Reproduce every one of the entries below word for word, with no line altered or left out.

• **DATA SHOWN**:
○ ○ ○ ○ ○ ○ ○

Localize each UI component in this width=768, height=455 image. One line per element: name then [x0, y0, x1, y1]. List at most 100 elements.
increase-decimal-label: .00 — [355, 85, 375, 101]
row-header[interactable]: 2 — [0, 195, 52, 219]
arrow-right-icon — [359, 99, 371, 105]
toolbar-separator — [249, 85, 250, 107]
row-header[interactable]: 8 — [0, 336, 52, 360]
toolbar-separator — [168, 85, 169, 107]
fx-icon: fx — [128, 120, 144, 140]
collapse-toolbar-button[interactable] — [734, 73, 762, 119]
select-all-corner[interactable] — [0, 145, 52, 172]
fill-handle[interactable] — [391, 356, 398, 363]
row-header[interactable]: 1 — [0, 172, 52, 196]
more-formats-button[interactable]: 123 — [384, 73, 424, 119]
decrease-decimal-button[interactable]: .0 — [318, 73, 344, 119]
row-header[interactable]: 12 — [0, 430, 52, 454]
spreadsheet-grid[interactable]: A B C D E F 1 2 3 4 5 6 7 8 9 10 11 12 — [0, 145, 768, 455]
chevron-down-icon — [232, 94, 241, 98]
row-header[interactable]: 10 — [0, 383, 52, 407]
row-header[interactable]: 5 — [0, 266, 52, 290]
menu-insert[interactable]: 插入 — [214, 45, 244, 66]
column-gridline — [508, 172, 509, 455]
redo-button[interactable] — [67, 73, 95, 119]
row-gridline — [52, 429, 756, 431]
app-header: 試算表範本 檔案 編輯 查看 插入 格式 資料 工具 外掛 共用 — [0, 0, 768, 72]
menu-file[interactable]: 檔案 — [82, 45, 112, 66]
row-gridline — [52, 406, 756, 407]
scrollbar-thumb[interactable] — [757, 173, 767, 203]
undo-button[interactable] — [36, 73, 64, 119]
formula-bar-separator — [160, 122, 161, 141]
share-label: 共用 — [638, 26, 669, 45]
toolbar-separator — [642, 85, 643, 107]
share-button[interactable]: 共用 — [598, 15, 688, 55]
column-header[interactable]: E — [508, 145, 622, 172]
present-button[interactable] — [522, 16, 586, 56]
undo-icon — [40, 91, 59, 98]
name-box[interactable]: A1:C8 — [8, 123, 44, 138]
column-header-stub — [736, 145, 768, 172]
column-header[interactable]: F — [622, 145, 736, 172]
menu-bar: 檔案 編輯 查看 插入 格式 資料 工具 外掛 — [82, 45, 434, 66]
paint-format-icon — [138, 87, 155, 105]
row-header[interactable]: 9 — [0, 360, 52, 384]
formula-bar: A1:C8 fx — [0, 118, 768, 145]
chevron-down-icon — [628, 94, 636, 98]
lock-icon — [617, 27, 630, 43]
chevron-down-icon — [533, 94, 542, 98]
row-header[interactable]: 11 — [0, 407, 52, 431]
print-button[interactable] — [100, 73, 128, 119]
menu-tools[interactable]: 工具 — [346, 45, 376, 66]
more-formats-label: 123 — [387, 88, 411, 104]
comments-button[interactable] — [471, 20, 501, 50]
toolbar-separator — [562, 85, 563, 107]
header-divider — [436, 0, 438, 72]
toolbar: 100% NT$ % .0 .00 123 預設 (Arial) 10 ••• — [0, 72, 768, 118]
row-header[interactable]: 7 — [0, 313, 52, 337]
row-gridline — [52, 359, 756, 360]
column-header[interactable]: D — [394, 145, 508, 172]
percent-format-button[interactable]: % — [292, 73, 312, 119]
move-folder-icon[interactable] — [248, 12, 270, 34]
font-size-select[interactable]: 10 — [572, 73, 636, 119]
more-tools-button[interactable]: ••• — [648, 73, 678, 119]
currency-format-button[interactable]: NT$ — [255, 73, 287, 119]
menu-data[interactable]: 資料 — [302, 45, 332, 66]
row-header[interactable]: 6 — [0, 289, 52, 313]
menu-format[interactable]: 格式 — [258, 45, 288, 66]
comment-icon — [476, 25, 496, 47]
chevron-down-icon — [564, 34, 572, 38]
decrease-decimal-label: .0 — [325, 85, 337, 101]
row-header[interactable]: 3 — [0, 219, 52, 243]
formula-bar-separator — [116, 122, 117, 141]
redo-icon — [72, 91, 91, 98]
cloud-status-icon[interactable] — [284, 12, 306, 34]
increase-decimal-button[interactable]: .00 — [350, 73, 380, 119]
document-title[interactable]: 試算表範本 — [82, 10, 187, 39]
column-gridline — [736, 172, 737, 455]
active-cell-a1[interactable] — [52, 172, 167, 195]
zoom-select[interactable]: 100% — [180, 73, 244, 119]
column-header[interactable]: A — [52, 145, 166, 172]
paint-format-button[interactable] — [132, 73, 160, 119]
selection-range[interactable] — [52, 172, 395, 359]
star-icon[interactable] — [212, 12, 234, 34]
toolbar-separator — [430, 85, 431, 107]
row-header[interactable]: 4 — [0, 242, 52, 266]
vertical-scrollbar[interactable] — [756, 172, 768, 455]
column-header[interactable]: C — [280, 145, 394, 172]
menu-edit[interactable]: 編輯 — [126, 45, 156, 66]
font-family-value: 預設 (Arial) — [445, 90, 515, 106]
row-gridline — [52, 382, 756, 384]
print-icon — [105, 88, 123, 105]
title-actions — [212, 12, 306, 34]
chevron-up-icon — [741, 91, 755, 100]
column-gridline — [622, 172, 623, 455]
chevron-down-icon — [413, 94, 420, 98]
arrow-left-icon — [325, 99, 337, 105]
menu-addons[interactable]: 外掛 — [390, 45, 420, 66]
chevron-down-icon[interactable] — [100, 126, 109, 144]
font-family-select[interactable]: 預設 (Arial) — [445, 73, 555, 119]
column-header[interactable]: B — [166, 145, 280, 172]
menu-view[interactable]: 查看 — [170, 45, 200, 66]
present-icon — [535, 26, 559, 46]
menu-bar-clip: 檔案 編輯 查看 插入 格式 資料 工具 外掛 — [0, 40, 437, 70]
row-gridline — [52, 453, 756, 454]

○ ○ ○ ○ ○ ○ ○

• **CORRECT RESULT**:
Localize each UI component in this width=768, height=455 image. One line per element: name then [x0, y0, x1, y1]. List at most 100 elements.
increase-decimal-label: .00 — [355, 85, 375, 101]
row-header[interactable]: 2 — [0, 195, 52, 219]
arrow-right-icon — [359, 99, 371, 105]
toolbar-separator — [249, 85, 250, 107]
row-header[interactable]: 8 — [0, 336, 52, 360]
toolbar-separator — [168, 85, 169, 107]
fx-icon: fx — [128, 120, 144, 140]
collapse-toolbar-button[interactable] — [734, 73, 762, 119]
select-all-corner[interactable] — [0, 145, 52, 172]
fill-handle[interactable] — [391, 356, 398, 363]
row-header[interactable]: 1 — [0, 172, 52, 196]
more-formats-button[interactable]: 123 — [384, 73, 424, 119]
decrease-decimal-button[interactable]: .0 — [318, 73, 344, 119]
row-header[interactable]: 12 — [0, 430, 52, 454]
spreadsheet-grid[interactable]: A B C D E F 1 2 3 4 5 6 7 8 9 10 11 12 — [0, 145, 768, 455]
chevron-down-icon — [232, 94, 241, 98]
row-header[interactable]: 10 — [0, 383, 52, 407]
row-header[interactable]: 5 — [0, 266, 52, 290]
menu-insert[interactable]: 插入 — [214, 45, 244, 66]
column-gridline — [508, 172, 509, 455]
redo-button[interactable] — [67, 73, 95, 119]
row-gridline — [52, 429, 756, 431]
app-header: 試算表範本 檔案 編輯 查看 插入 格式 資料 工具 外掛 共用 — [0, 0, 768, 72]
menu-file[interactable]: 檔案 — [82, 45, 112, 66]
row-gridline — [52, 406, 756, 407]
scrollbar-thumb[interactable] — [757, 173, 767, 203]
undo-button[interactable] — [36, 73, 64, 119]
formula-bar-separator — [160, 122, 161, 141]
share-label: 共用 — [638, 26, 669, 45]
toolbar-separator — [642, 85, 643, 107]
share-button[interactable]: 共用 — [598, 15, 688, 55]
column-header[interactable]: E — [508, 145, 622, 172]
present-button[interactable] — [522, 16, 586, 56]
undo-icon — [40, 91, 59, 98]
name-box[interactable]: A1:C8 — [8, 123, 44, 138]
column-header-stub — [736, 145, 768, 172]
column-header[interactable]: F — [622, 145, 736, 172]
menu-bar: 檔案 編輯 查看 插入 格式 資料 工具 外掛 — [82, 45, 434, 66]
paint-format-icon — [138, 87, 155, 105]
row-header[interactable]: 9 — [0, 360, 52, 384]
formula-bar: A1:C8 fx — [0, 118, 768, 145]
chevron-down-icon — [628, 94, 636, 98]
lock-icon — [617, 27, 630, 43]
chevron-down-icon — [533, 94, 542, 98]
row-header[interactable]: 11 — [0, 407, 52, 431]
print-button[interactable] — [100, 73, 128, 119]
menu-tools[interactable]: 工具 — [346, 45, 376, 66]
more-formats-label: 123 — [387, 88, 411, 104]
comments-button[interactable] — [471, 20, 501, 50]
toolbar-separator — [562, 85, 563, 107]
header-divider — [436, 0, 438, 72]
toolbar: 100% NT$ % .0 .00 123 預設 (Arial) 10 ••• — [0, 72, 768, 118]
row-header[interactable]: 7 — [0, 313, 52, 337]
row-gridline — [52, 359, 756, 360]
column-header[interactable]: D — [394, 145, 508, 172]
percent-format-button[interactable]: % — [292, 73, 312, 119]
move-folder-icon[interactable] — [248, 12, 270, 34]
font-size-select[interactable]: 10 — [572, 73, 636, 119]
more-tools-button[interactable]: ••• — [648, 73, 678, 119]
currency-format-button[interactable]: NT$ — [255, 73, 287, 119]
menu-data[interactable]: 資料 — [302, 45, 332, 66]
row-header[interactable]: 6 — [0, 289, 52, 313]
menu-format[interactable]: 格式 — [258, 45, 288, 66]
comment-icon — [476, 25, 496, 47]
chevron-down-icon — [564, 34, 572, 38]
decrease-decimal-label: .0 — [325, 85, 337, 101]
row-header[interactable]: 3 — [0, 219, 52, 243]
formula-bar-separator — [116, 122, 117, 141]
redo-icon — [72, 91, 91, 98]
cloud-status-icon[interactable] — [284, 12, 306, 34]
increase-decimal-button[interactable]: .00 — [350, 73, 380, 119]
document-title[interactable]: 試算表範本 — [82, 10, 187, 39]
column-gridline — [736, 172, 737, 455]
active-cell-a1[interactable] — [52, 172, 167, 195]
zoom-select[interactable]: 100% — [180, 73, 244, 119]
column-header[interactable]: A — [52, 145, 166, 172]
paint-format-button[interactable] — [132, 73, 160, 119]
selection-range[interactable] — [52, 172, 395, 359]
star-icon[interactable] — [212, 12, 234, 34]
toolbar-separator — [430, 85, 431, 107]
row-header[interactable]: 4 — [0, 242, 52, 266]
vertical-scrollbar[interactable] — [756, 172, 768, 455]
column-header[interactable]: C — [280, 145, 394, 172]
menu-edit[interactable]: 編輯 — [126, 45, 156, 66]
font-family-value: 預設 (Arial) — [445, 90, 515, 106]
row-gridline — [52, 382, 756, 384]
print-icon — [105, 88, 123, 105]
title-actions — [212, 12, 306, 34]
chevron-up-icon — [741, 91, 755, 100]
column-gridline — [622, 172, 623, 455]
chevron-down-icon — [413, 94, 420, 98]
arrow-left-icon — [325, 99, 337, 105]
menu-addons[interactable]: 外掛 — [390, 45, 420, 66]
chevron-down-icon[interactable] — [100, 126, 109, 144]
font-family-select[interactable]: 預設 (Arial) — [445, 73, 555, 119]
column-header[interactable]: B — [166, 145, 280, 172]
menu-view[interactable]: 查看 — [170, 45, 200, 66]
present-icon — [535, 26, 559, 46]
menu-bar-clip: 檔案 編輯 查看 插入 格式 資料 工具 外掛 — [0, 40, 437, 70]
row-gridline — [52, 453, 756, 454]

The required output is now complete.